What you need to do: Transcribe each entry below exactly. Pictures do not go in the copy.
═══ Input material ═══
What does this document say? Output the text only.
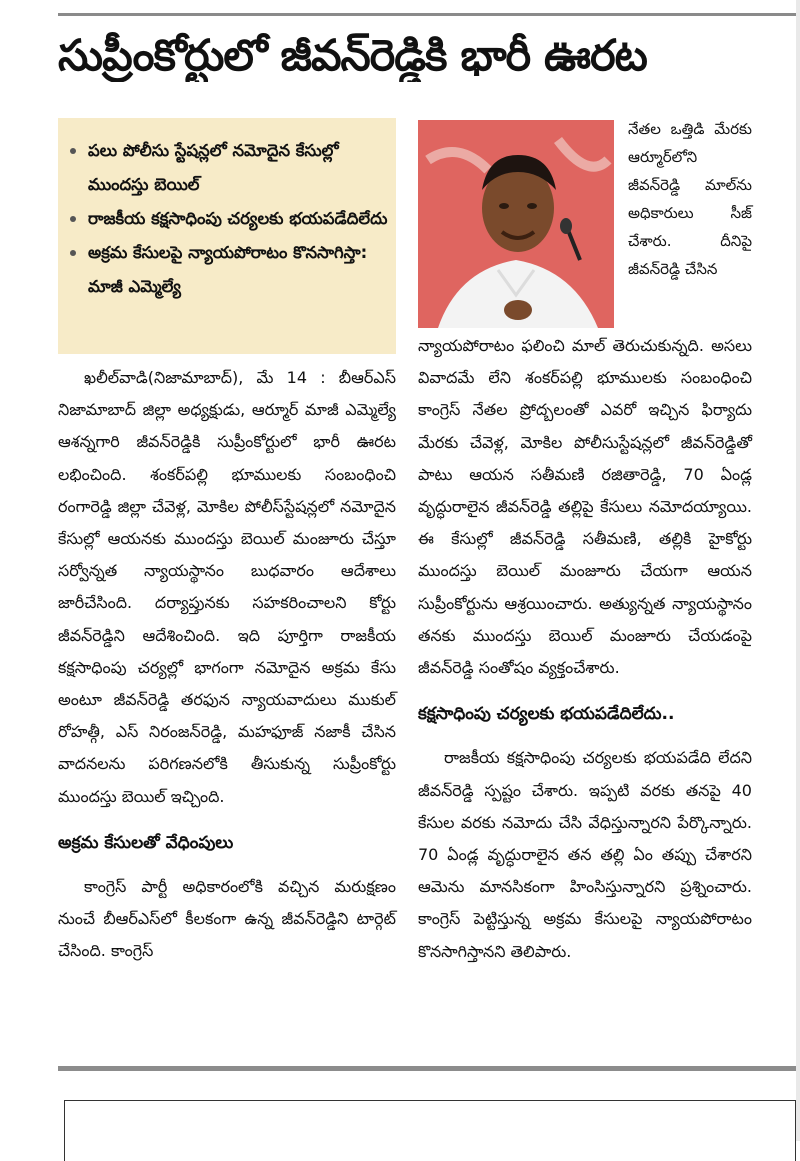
సుప్రీంకోర్టులో జీవన్‌రెడ్డికి భారీ ఊరట
పలు పోలీసు స్టేషన్లలో నమోదైన కేసుల్లో ముందస్తు బెయిల్
రాజకీయ కక్షసాధింపు చర్యలకు భయపడేదిలేదు
అక్రమ కేసులపై న్యాయపోరాటం కొనసాగిస్తా: మాజీ ఎమ్మెల్యే

నేతల ఒత్తిడి మేరకు ఆర్మూర్‌లోని జీవన్‌రెడ్డి మాల్‌ను అధికారులు సీజ్ చేశారు. దీనిపై జీవన్‌రెడ్డి చేసిన

ఖలీల్‌వాడి(నిజామాబాద్), మే 14 : బీఆర్ఎస్ నిజామాబాద్ జిల్లా అధ్యక్షుడు, ఆర్మూర్ మాజీ ఎమ్మెల్యే ఆశన్నగారి జీవన్‌రెడ్డికి సుప్రీంకోర్టులో భారీ ఊరట లభించింది. శంకర్‌పల్లి భూములకు సంబంధించి రంగారెడ్డి జిల్లా చేవెళ్ల, మోకిల పోలీస్‌స్టేషన్లలో నమోదైన కేసుల్లో ఆయనకు ముందస్తు బెయిల్ మంజూరు చేస్తూ సర్వోన్నత న్యాయస్థానం బుధవారం ఆదేశాలు జారీచేసింది. దర్యాప్తునకు సహకరించాలని కోర్టు జీవన్‌రెడ్డిని ఆదేశించింది. ఇది పూర్తిగా రాజకీయ కక్షసాధింపు చర్యల్లో భాగంగా నమోదైన అక్రమ కేసు అంటూ జీవన్‌రెడ్డి తరఫున న్యాయవాదులు ముకుల్ రోహత్గీ, ఎస్ నిరంజన్‌రెడ్డి, మహఫూజ్ నజాకీ చేసిన వాదనలను పరిగణనలోకి తీసుకున్న సుప్రీంకోర్టు ముందస్తు బెయిల్ ఇచ్చింది.

అక్రమ కేసులతో వేధింపులు

కాంగ్రెస్ పార్టీ అధికారంలోకి వచ్చిన మరుక్షణం నుంచే బీఆర్ఎస్‌లో కీలకంగా ఉన్న జీవన్‌రెడ్డిని టార్గెట్ చేసింది. కాంగ్రెస్

న్యాయపోరాటం ఫలించి మాల్ తెరుచుకున్నది. అసలు వివాదమే లేని శంకర్‌పల్లి భూములకు సంబంధించి కాంగ్రెస్ నేతల ప్రోద్బలంతో ఎవరో ఇచ్చిన ఫిర్యాదు మేరకు చేవెళ్ల, మోకిల పోలీసుస్టేషన్లలో జీవన్‌రెడ్డితో పాటు ఆయన సతీమణి రజితారెడ్డి, 70 ఏండ్ల వృద్ధురాలైన జీవన్‌రెడ్డి తల్లిపై కేసులు నమోదయ్యాయి. ఈ కేసుల్లో జీవన్‌రెడ్డి సతీమణి, తల్లికి హైకోర్టు ముందస్తు బెయిల్ మంజూరు చేయగా ఆయన సుప్రీంకోర్టును ఆశ్రయించారు. అత్యున్నత న్యాయస్థానం తనకు ముందస్తు బెయిల్ మంజూరు చేయడంపై జీవన్‌రెడ్డి సంతోషం వ్యక్తంచేశారు.

కక్షసాధింపు చర్యలకు భయపడేదిలేదు..

రాజకీయ కక్షసాధింపు చర్యలకు భయపడేది లేదని జీవన్‌రెడ్డి స్పష్టం చేశారు. ఇప్పటి వరకు తనపై 40 కేసుల వరకు నమోదు చేసి వేధిస్తున్నారని పేర్కొన్నారు. 70 ఏండ్ల వృద్ధురాలైన తన తల్లి ఏం తప్పు చేశారని ఆమెను మానసికంగా హింసిస్తున్నారని ప్రశ్నించారు. కాంగ్రెస్ పెట్టిస్తున్న అక్రమ కేసులపై న్యాయపోరాటం కొనసాగిస్తానని తెలిపారు.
═══
Expected answer:
What does this document say? Output the text only.
సుప్రీంకోర్టులో జీవన్‌రెడ్డికి భారీ ఊరట
పలు పోలీసు స్టేషన్లలో నమోదైన కేసుల్లో ముందస్తు బెయిల్
రాజకీయ కక్షసాధింపు చర్యలకు భయపడేదిలేదు
అక్రమ కేసులపై న్యాయపోరాటం కొనసాగిస్తా: మాజీ ఎమ్మెల్యే

నేతల ఒత్తిడి మేరకు ఆర్మూర్‌లోని జీవన్‌రెడ్డి మాల్‌ను అధికారులు సీజ్ చేశారు. దీనిపై జీవన్‌రెడ్డి చేసిన

ఖలీల్‌వాడి(నిజామాబాద్), మే 14 : బీఆర్ఎస్ నిజామాబాద్ జిల్లా అధ్యక్షుడు, ఆర్మూర్ మాజీ ఎమ్మెల్యే ఆశన్నగారి జీవన్‌రెడ్డికి సుప్రీంకోర్టులో భారీ ఊరట లభించింది. శంకర్‌పల్లి భూములకు సంబంధించి రంగారెడ్డి జిల్లా చేవెళ్ల, మోకిల పోలీస్‌స్టేషన్లలో నమోదైన కేసుల్లో ఆయనకు ముందస్తు బెయిల్ మంజూరు చేస్తూ సర్వోన్నత న్యాయస్థానం బుధవారం ఆదేశాలు జారీచేసింది. దర్యాప్తునకు సహకరించాలని కోర్టు జీవన్‌రెడ్డిని ఆదేశించింది. ఇది పూర్తిగా రాజకీయ కక్షసాధింపు చర్యల్లో భాగంగా నమోదైన అక్రమ కేసు అంటూ జీవన్‌రెడ్డి తరఫున న్యాయవాదులు ముకుల్ రోహత్గీ, ఎస్ నిరంజన్‌రెడ్డి, మహఫూజ్ నజాకీ చేసిన వాదనలను పరిగణనలోకి తీసుకున్న సుప్రీంకోర్టు ముందస్తు బెయిల్ ఇచ్చింది.

అక్రమ కేసులతో వేధింపులు

కాంగ్రెస్ పార్టీ అధికారంలోకి వచ్చిన మరుక్షణం నుంచే బీఆర్ఎస్‌లో కీలకంగా ఉన్న జీవన్‌రెడ్డిని టార్గెట్ చేసింది. కాంగ్రెస్

న్యాయపోరాటం ఫలించి మాల్ తెరుచుకున్నది. అసలు వివాదమే లేని శంకర్‌పల్లి భూములకు సంబంధించి కాంగ్రెస్ నేతల ప్రోద్బలంతో ఎవరో ఇచ్చిన ఫిర్యాదు మేరకు చేవెళ్ల, మోకిల పోలీసుస్టేషన్లలో జీవన్‌రెడ్డితో పాటు ఆయన సతీమణి రజితారెడ్డి, 70 ఏండ్ల వృద్ధురాలైన జీవన్‌రెడ్డి తల్లిపై కేసులు నమోదయ్యాయి. ఈ కేసుల్లో జీవన్‌రెడ్డి సతీమణి, తల్లికి హైకోర్టు ముందస్తు బెయిల్ మంజూరు చేయగా ఆయన సుప్రీంకోర్టును ఆశ్రయించారు. అత్యున్నత న్యాయస్థానం తనకు ముందస్తు బెయిల్ మంజూరు చేయడంపై జీవన్‌రెడ్డి సంతోషం వ్యక్తంచేశారు.

కక్షసాధింపు చర్యలకు భయపడేదిలేదు..

రాజకీయ కక్షసాధింపు చర్యలకు భయపడేది లేదని జీవన్‌రెడ్డి స్పష్టం చేశారు. ఇప్పటి వరకు తనపై 40 కేసుల వరకు నమోదు చేసి వేధిస్తున్నారని పేర్కొన్నారు. 70 ఏండ్ల వృద్ధురాలైన తన తల్లి ఏం తప్పు చేశారని ఆమెను మానసికంగా హింసిస్తున్నారని ప్రశ్నించారు. కాంగ్రెస్ పెట్టిస్తున్న అక్రమ కేసులపై న్యాయపోరాటం కొనసాగిస్తానని తెలిపారు.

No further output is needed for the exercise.